Task brief:
Look through the listing below and work out how many of its lines hold the word "különböző". Give only the number.

Material supplied:
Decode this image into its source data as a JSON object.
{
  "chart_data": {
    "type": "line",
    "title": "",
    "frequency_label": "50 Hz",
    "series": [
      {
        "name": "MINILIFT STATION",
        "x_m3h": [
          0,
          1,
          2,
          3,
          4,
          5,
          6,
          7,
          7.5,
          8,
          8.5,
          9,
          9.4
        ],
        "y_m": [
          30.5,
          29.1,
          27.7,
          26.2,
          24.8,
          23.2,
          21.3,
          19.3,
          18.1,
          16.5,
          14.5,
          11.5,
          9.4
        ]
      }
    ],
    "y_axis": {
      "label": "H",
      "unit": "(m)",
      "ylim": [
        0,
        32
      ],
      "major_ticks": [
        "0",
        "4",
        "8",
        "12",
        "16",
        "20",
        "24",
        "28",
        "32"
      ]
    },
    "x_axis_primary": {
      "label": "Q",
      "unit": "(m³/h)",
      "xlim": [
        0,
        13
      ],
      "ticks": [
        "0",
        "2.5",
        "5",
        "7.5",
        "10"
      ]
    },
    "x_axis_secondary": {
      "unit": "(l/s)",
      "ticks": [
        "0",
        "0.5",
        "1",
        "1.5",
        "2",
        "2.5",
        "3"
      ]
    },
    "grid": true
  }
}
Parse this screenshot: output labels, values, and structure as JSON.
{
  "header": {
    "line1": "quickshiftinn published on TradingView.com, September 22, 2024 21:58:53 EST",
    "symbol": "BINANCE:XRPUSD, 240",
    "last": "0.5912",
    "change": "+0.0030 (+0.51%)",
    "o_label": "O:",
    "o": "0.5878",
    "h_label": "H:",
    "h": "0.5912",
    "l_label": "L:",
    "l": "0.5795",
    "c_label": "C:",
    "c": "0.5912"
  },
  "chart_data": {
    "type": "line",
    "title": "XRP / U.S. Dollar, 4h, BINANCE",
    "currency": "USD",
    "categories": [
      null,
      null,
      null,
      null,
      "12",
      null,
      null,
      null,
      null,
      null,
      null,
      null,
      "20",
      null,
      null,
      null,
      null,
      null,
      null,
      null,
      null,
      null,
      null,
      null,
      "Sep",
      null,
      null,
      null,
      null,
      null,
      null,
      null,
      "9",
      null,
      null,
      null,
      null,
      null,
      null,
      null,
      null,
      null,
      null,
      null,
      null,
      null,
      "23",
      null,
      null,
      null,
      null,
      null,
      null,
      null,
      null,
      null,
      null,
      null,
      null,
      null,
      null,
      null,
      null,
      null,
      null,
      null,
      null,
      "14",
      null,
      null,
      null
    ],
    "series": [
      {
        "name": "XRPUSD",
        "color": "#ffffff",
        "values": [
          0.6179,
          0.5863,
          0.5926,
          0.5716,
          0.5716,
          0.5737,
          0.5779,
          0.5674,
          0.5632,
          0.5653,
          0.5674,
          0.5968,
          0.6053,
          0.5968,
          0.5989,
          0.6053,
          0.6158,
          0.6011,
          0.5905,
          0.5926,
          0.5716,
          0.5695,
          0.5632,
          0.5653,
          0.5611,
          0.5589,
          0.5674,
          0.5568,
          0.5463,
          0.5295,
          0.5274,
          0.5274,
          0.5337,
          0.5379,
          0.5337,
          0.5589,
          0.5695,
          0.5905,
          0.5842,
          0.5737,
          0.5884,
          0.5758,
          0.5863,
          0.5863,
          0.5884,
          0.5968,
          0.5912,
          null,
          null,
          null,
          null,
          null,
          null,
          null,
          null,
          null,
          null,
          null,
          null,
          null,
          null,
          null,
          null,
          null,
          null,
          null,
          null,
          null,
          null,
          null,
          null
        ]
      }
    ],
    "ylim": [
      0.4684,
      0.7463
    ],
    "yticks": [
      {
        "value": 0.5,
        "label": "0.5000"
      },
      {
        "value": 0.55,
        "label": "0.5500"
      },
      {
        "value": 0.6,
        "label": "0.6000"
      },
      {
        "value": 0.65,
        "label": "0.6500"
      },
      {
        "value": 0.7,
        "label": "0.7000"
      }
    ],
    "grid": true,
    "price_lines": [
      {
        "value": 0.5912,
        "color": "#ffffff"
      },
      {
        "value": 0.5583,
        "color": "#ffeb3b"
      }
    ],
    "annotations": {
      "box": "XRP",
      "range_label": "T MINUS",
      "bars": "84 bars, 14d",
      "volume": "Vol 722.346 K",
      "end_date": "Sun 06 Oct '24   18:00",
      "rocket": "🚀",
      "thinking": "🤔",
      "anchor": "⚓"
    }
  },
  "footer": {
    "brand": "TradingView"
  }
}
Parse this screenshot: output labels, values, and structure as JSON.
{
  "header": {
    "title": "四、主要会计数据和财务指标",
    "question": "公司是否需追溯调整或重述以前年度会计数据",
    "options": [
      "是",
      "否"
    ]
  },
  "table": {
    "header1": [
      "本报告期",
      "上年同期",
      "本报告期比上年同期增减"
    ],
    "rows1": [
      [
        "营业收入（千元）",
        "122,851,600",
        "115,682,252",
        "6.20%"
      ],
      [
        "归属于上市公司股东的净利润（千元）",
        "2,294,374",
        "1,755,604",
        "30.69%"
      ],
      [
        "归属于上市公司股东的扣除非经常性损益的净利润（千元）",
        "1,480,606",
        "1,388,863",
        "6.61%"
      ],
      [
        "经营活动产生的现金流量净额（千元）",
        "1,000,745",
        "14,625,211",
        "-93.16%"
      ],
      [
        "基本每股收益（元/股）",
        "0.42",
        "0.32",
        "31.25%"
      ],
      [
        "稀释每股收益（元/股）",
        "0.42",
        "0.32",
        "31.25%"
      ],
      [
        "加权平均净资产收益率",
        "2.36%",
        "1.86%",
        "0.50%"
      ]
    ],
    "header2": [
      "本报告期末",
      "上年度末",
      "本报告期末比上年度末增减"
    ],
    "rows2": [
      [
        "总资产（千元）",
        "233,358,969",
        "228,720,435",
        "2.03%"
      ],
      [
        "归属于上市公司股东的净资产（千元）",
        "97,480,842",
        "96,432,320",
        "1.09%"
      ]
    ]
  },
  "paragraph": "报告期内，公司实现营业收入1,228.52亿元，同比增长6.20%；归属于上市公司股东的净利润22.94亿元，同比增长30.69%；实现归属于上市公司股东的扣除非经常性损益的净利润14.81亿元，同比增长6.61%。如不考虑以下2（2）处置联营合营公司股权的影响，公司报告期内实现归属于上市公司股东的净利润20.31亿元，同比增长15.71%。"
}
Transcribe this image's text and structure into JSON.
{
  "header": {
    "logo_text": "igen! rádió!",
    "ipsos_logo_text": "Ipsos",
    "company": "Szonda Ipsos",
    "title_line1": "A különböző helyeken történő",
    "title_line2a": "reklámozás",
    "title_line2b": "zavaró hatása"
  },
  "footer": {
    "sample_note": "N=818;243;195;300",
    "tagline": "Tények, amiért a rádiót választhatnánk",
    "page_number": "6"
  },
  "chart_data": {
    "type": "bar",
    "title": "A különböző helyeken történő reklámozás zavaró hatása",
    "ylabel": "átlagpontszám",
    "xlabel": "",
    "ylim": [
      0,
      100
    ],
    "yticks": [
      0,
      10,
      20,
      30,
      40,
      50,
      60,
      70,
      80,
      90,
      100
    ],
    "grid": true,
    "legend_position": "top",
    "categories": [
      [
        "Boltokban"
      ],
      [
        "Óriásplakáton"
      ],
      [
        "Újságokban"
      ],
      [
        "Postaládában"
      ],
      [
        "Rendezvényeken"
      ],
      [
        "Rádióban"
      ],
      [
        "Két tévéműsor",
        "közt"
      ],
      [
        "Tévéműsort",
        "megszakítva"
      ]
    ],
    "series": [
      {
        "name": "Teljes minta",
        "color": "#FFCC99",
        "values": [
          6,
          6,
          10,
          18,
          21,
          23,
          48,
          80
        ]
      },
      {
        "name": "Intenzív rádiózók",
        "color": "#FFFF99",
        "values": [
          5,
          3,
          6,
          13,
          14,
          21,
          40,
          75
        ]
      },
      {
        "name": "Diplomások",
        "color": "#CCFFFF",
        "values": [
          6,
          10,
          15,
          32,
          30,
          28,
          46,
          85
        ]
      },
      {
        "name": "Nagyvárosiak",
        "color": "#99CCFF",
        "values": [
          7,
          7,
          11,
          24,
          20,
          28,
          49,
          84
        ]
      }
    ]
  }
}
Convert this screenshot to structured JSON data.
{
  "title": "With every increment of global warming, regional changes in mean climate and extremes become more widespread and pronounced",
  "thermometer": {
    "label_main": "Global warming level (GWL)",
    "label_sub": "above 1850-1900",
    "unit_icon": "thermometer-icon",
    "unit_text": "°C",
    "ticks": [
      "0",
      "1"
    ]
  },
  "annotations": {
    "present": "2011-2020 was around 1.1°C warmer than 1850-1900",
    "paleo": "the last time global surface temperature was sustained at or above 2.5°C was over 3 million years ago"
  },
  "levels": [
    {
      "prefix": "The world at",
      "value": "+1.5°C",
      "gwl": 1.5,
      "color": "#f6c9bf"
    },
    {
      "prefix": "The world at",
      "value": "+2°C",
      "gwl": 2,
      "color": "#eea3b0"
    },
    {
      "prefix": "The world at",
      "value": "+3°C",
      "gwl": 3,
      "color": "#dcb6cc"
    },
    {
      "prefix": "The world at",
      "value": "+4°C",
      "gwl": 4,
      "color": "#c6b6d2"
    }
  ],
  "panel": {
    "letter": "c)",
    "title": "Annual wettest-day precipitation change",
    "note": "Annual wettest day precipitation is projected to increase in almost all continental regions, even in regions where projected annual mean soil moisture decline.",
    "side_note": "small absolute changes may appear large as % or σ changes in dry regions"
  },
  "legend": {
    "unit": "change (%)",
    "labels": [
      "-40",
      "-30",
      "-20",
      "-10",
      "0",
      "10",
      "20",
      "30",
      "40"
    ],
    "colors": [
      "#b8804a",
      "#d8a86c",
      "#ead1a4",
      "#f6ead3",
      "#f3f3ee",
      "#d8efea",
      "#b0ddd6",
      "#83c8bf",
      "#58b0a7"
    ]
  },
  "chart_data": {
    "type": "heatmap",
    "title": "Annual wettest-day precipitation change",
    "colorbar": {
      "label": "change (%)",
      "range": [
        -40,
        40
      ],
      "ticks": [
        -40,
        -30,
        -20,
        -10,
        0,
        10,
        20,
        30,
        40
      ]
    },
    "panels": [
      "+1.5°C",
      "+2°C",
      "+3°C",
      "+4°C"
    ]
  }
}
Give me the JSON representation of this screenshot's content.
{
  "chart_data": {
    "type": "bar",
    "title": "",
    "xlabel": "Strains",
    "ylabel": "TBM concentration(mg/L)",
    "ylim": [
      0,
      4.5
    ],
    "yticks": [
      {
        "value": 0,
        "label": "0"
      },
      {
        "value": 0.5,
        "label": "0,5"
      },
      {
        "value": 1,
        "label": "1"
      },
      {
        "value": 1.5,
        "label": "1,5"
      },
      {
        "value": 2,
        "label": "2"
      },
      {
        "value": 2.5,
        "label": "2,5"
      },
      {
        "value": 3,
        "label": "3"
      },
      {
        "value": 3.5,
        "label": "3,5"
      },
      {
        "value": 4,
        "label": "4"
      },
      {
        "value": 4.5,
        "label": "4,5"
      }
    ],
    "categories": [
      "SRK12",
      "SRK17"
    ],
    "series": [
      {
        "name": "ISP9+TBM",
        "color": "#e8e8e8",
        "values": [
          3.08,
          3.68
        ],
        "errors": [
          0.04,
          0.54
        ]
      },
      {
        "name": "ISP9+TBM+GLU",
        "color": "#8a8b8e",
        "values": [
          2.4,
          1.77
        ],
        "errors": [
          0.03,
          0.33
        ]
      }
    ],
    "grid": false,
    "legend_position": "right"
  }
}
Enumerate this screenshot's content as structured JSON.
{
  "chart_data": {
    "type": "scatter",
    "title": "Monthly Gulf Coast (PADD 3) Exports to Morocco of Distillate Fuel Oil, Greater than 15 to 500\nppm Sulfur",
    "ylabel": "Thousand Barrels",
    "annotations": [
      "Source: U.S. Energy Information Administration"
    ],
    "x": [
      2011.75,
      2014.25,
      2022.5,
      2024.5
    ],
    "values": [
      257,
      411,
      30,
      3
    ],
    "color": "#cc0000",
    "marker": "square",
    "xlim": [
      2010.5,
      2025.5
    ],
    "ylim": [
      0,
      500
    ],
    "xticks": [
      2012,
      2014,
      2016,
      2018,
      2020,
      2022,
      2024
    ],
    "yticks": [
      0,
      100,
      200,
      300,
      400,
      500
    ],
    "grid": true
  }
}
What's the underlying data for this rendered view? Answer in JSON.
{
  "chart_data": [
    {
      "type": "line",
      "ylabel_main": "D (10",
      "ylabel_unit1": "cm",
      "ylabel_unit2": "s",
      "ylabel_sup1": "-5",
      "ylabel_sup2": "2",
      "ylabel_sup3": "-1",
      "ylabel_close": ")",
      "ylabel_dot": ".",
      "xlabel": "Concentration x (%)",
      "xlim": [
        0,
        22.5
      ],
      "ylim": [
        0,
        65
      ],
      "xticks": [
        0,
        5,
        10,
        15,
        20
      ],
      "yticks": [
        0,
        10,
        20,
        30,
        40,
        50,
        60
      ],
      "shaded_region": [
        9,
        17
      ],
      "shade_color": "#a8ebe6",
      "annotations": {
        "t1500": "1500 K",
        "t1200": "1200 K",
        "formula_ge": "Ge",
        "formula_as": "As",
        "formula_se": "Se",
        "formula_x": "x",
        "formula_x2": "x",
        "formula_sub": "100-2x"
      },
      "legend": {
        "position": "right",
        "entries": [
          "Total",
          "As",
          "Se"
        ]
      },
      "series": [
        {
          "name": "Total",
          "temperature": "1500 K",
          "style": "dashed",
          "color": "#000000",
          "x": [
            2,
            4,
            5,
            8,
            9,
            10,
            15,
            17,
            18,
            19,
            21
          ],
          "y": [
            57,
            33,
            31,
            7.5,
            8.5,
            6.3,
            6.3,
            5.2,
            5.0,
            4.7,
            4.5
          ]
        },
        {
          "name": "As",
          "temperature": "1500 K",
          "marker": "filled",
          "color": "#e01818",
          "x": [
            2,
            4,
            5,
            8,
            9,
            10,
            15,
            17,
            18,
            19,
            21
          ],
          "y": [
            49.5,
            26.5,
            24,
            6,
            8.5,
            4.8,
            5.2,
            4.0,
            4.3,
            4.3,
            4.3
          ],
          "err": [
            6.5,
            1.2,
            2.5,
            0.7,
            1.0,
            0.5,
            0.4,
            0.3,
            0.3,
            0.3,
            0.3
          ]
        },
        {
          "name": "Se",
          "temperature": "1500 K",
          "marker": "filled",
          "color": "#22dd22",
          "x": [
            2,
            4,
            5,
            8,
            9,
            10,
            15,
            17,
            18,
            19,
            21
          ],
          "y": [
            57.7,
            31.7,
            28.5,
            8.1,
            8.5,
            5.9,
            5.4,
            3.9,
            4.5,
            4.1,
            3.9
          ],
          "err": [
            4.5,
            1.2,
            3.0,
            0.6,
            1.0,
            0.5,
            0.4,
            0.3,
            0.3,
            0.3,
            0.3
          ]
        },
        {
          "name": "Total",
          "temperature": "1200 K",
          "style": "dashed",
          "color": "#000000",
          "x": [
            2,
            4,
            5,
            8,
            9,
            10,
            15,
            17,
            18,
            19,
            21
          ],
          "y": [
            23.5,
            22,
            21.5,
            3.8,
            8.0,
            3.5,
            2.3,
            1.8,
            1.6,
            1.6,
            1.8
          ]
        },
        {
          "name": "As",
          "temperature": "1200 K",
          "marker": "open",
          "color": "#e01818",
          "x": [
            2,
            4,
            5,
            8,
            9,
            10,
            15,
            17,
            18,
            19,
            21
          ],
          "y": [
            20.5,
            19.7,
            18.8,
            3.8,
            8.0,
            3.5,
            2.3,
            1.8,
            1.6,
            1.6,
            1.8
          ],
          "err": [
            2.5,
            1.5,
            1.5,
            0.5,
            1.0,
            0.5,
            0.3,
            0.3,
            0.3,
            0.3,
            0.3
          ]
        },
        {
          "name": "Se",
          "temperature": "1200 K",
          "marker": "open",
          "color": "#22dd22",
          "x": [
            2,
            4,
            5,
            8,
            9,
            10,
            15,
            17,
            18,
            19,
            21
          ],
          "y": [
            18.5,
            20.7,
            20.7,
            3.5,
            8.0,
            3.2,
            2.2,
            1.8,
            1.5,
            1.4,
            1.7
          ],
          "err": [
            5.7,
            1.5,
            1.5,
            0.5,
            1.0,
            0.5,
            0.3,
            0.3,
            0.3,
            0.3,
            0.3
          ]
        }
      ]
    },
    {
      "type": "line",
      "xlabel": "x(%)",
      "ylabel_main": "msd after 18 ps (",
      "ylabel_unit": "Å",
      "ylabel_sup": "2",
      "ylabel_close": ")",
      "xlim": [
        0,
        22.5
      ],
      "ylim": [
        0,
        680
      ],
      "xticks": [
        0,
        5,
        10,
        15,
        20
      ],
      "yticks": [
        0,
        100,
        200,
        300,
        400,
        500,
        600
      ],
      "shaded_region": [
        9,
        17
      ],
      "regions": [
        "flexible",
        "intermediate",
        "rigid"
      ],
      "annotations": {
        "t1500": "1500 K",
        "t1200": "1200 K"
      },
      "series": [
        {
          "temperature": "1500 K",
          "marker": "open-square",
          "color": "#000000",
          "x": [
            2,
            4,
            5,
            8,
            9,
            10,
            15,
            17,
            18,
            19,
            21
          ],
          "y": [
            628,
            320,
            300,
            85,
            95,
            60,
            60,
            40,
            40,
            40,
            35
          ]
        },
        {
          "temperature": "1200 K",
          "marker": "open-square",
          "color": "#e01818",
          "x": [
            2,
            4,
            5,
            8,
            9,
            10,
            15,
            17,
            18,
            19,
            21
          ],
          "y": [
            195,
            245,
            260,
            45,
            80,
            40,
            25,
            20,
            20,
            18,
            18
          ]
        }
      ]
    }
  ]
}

Problem solution:
2